#### Given entries:

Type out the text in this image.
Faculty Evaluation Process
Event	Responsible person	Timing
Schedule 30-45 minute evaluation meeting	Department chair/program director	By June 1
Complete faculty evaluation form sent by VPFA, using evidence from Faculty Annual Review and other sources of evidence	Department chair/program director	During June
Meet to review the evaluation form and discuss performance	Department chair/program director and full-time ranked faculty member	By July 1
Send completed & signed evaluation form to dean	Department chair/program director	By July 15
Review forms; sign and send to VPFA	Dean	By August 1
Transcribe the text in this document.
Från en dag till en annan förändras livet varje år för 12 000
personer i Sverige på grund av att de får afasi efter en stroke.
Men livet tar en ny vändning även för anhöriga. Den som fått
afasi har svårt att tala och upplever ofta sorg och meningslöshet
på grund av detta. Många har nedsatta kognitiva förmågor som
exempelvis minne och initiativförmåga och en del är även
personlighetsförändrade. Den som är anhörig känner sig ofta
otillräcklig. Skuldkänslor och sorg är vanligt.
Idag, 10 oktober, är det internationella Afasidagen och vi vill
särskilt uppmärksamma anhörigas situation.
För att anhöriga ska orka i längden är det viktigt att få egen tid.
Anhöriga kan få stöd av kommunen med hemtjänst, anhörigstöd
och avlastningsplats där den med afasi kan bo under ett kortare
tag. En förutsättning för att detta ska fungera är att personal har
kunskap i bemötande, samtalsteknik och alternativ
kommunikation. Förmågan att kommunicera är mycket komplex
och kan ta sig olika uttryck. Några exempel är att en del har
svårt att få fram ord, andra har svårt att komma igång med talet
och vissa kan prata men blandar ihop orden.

#### Problem details:
Look through the entries above and list every line containing "detta".

#### Completed exercise:
på grund av detta. Många har nedsatta kognitiva förmågor som
tag. En förutsättning för att detta ska fungera är att personal har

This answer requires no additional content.